• Exercise task: Quote the records below in full, exactly as given, with the images taken out.

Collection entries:
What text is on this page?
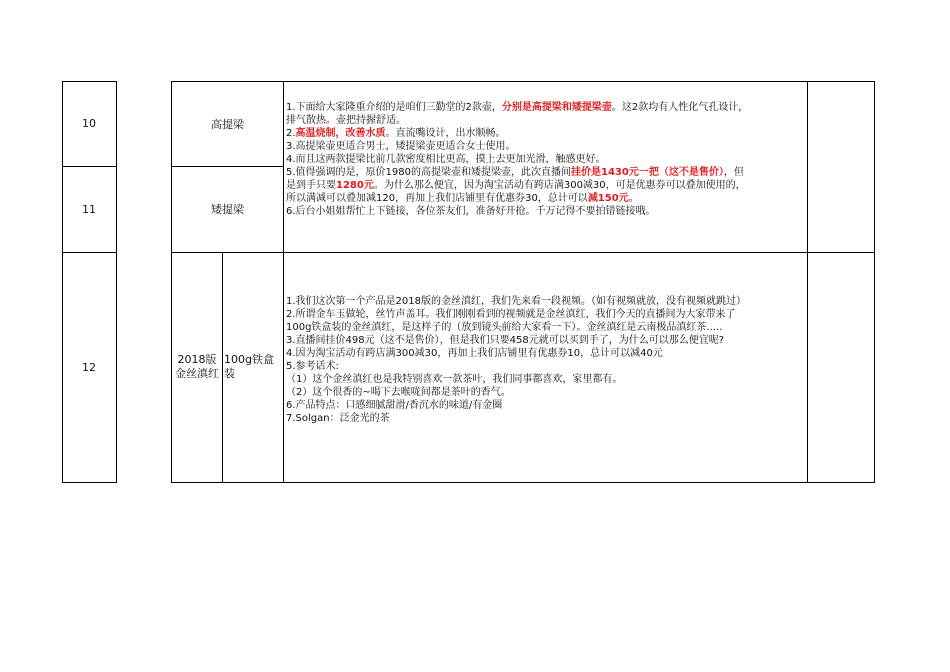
10
11
12
高提梁
矮提梁
2018版
金丝滇红
100g铁盒
装
1.下面给大家隆重介绍的是咱们三勤堂的2款壶，分别是高提梁和矮提梁壶。这2款均有人性化气孔设计，
排气散热。壶把持握舒适。
2.高温烧制，改善水质。直流嘴设计，出水顺畅。
3.高提梁壶更适合男士，矮提梁壶更适合女士使用。
4.而且这两款提梁比前几款密度相比更高，摸上去更加光滑，触感更好。
5.值得强调的是，原价1980的高提梁壶和矮提梁壶，此次直播间挂价是1430元一把（这不是售价），但
是到手只要1280元。为什么那么便宜，因为淘宝活动有跨店满300减30，可是优惠券可以叠加使用的，
所以满减可以叠加减120，再加上我们店铺里有优惠券30，总计可以减150元。
6.后台小姐姐帮忙上下链接，各位茶友们，准备好开抢。千万记得不要拍错链接哦。
1.我们这次第一个产品是2018版的金丝滇红，我们先来看一段视频。（如有视频就放，没有视频就跳过）
2.所谓金车玉做轮，丝竹声盖耳。我们刚刚看到的视频就是金丝滇红，我们今天的直播间为大家带来了
100g铁盒装的金丝滇红，是这样子的（放到镜头前给大家看一下）。金丝滇红是云南极品滇红茶.....
3.直播间挂价498元（这不是售价），但是我们只要458元就可以买到手了，为什么可以那么便宜呢?
4.因为淘宝活动有跨店满300减30，再加上我们店铺里有优惠券10，总计可以减40元
5.参考话术:
（1）这个金丝滇红也是我特别喜欢一款茶叶，我们同事都喜欢，家里都有。
（2）这个很香的~喝下去喉咙间都是茶叶的香气。
6.产品特点：口感细腻甜滑/香沉水的味道/有金圈
7.Solgan：泛金光的茶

• Output for this exercise:
What text is on this page?
10
11
12
高提梁
矮提梁
2018版
金丝滇红
100g铁盒
装
1.下面给大家隆重介绍的是咱们三勤堂的2款壶，分别是高提梁和矮提梁壶。这2款均有人性化气孔设计，
排气散热。壶把持握舒适。
2.高温烧制，改善水质。直流嘴设计，出水顺畅。
3.高提梁壶更适合男士，矮提梁壶更适合女士使用。
4.而且这两款提梁比前几款密度相比更高，摸上去更加光滑，触感更好。
5.值得强调的是，原价1980的高提梁壶和矮提梁壶，此次直播间挂价是1430元一把（这不是售价），但
是到手只要1280元。为什么那么便宜，因为淘宝活动有跨店满300减30，可是优惠券可以叠加使用的，
所以满减可以叠加减120，再加上我们店铺里有优惠券30，总计可以减150元。
6.后台小姐姐帮忙上下链接，各位茶友们，准备好开抢。千万记得不要拍错链接哦。
1.我们这次第一个产品是2018版的金丝滇红，我们先来看一段视频。（如有视频就放，没有视频就跳过）
2.所谓金车玉做轮，丝竹声盖耳。我们刚刚看到的视频就是金丝滇红，我们今天的直播间为大家带来了
100g铁盒装的金丝滇红，是这样子的（放到镜头前给大家看一下）。金丝滇红是云南极品滇红茶.....
3.直播间挂价498元（这不是售价），但是我们只要458元就可以买到手了，为什么可以那么便宜呢?
4.因为淘宝活动有跨店满300减30，再加上我们店铺里有优惠券10，总计可以减40元
5.参考话术:
（1）这个金丝滇红也是我特别喜欢一款茶叶，我们同事都喜欢，家里都有。
（2）这个很香的~喝下去喉咙间都是茶叶的香气。
6.产品特点：口感细腻甜滑/香沉水的味道/有金圈
7.Solgan：泛金光的茶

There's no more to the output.